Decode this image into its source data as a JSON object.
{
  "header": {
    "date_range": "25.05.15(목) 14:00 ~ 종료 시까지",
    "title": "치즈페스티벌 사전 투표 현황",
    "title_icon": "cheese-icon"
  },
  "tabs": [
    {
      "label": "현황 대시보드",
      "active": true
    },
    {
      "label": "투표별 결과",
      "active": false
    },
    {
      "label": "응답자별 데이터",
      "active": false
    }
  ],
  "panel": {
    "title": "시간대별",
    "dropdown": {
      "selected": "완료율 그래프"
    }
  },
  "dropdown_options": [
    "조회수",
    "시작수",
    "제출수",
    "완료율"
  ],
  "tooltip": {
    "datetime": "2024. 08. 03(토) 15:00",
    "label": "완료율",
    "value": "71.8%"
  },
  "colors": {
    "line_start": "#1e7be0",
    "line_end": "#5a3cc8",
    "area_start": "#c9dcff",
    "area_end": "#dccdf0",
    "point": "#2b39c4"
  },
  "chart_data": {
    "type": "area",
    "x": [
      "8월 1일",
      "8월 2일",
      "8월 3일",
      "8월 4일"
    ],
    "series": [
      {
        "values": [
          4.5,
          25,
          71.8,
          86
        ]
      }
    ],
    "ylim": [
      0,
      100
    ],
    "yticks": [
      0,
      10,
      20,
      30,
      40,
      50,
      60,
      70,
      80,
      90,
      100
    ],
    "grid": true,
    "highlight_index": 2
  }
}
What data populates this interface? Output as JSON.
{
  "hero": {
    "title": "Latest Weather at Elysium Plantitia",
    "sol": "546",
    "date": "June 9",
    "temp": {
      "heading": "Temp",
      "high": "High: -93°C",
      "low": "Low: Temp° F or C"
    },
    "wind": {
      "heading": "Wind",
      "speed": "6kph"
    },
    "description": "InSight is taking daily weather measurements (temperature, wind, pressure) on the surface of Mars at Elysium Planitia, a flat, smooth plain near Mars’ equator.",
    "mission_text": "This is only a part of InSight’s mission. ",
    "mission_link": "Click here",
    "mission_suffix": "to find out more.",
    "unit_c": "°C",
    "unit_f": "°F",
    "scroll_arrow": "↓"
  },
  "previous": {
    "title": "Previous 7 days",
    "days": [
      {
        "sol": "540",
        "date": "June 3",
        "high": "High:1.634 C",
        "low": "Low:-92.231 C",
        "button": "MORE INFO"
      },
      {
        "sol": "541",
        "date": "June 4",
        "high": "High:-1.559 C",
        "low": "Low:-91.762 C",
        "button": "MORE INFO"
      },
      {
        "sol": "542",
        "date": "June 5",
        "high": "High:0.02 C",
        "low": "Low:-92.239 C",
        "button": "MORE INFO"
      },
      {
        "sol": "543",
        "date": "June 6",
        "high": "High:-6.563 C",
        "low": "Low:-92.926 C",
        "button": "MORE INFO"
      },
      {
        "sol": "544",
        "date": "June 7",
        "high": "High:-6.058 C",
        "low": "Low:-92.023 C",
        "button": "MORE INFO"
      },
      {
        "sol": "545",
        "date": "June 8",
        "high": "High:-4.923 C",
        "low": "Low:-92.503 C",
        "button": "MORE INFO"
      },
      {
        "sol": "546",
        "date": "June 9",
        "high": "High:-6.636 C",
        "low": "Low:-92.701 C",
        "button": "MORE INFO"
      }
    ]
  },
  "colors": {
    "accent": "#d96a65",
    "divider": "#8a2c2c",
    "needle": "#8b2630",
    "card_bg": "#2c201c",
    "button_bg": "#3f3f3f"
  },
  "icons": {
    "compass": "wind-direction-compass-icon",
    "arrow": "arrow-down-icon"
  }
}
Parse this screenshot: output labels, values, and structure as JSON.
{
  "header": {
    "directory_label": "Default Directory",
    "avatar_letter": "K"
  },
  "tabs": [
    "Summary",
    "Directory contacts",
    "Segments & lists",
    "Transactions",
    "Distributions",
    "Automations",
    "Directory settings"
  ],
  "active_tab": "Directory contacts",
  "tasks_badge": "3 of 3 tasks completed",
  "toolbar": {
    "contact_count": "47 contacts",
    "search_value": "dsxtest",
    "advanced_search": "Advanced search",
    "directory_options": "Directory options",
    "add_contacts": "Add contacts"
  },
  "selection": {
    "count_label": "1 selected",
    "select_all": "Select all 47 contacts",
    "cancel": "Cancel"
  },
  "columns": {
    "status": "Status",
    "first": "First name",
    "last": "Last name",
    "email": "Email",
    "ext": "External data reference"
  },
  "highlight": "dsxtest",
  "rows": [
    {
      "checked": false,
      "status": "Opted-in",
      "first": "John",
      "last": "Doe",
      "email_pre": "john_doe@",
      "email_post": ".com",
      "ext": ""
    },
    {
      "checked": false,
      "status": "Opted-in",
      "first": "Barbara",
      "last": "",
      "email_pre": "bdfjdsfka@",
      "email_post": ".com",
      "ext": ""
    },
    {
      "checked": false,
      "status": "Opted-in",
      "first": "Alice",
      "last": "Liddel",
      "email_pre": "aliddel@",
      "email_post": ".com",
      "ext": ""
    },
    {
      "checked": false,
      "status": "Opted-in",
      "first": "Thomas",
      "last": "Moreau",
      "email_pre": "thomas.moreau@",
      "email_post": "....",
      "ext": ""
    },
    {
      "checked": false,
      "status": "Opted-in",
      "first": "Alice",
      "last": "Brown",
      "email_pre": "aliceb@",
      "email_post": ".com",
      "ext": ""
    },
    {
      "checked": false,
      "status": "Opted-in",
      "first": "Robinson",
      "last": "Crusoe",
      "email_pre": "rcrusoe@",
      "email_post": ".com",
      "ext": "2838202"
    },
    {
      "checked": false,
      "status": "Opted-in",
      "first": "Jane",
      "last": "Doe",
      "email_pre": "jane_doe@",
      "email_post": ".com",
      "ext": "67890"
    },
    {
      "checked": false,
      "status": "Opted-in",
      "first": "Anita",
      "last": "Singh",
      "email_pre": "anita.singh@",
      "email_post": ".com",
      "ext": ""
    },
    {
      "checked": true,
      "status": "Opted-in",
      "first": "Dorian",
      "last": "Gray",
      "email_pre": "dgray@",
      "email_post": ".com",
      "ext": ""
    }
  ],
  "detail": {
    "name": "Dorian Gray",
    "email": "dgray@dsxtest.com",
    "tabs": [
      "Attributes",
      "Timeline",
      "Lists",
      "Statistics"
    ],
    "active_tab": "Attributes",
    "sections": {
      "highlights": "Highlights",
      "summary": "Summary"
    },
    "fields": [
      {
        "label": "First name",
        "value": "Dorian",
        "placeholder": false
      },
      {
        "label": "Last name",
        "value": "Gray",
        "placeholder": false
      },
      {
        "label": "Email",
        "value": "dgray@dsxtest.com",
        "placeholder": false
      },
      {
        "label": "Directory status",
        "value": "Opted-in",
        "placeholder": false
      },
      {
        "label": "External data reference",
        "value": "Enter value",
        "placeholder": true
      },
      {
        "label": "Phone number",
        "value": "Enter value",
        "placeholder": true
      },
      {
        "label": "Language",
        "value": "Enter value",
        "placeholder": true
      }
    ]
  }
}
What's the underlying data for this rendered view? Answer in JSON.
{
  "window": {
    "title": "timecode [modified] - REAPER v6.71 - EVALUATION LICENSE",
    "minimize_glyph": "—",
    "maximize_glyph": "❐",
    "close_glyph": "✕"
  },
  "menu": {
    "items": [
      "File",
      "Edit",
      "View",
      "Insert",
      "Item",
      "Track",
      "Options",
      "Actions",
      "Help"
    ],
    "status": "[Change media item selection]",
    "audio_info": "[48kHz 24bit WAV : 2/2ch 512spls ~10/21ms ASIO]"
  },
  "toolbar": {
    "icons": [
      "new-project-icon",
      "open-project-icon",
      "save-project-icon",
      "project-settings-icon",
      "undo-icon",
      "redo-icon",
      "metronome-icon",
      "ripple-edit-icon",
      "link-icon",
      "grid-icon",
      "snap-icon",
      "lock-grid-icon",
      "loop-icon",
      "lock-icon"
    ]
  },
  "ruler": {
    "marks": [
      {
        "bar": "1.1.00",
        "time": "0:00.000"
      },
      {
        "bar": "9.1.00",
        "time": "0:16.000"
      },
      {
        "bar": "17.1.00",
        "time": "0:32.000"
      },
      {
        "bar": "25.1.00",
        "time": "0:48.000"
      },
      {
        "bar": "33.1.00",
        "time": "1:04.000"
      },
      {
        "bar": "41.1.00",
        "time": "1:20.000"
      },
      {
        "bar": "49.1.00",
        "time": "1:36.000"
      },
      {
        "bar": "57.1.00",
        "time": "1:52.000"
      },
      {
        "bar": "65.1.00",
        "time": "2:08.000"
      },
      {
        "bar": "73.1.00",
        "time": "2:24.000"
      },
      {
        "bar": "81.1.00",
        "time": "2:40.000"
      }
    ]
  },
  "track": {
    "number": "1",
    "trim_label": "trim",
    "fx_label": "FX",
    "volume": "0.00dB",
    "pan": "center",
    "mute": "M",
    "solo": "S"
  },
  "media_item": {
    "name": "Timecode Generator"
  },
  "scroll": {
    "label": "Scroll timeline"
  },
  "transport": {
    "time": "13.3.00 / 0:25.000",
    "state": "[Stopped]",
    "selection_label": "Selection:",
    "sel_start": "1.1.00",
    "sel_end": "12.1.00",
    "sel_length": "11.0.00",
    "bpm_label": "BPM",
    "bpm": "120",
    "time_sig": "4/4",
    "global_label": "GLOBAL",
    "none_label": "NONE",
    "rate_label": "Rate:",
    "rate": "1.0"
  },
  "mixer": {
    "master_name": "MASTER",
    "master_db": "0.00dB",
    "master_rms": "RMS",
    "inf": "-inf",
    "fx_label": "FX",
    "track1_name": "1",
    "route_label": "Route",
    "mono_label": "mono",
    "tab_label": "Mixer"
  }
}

====

:: WORK INSTRUCTIONS ::
How many lines in the records above contain the word "June"? Give only the number.

:: WRITTEN ANSWER ::
8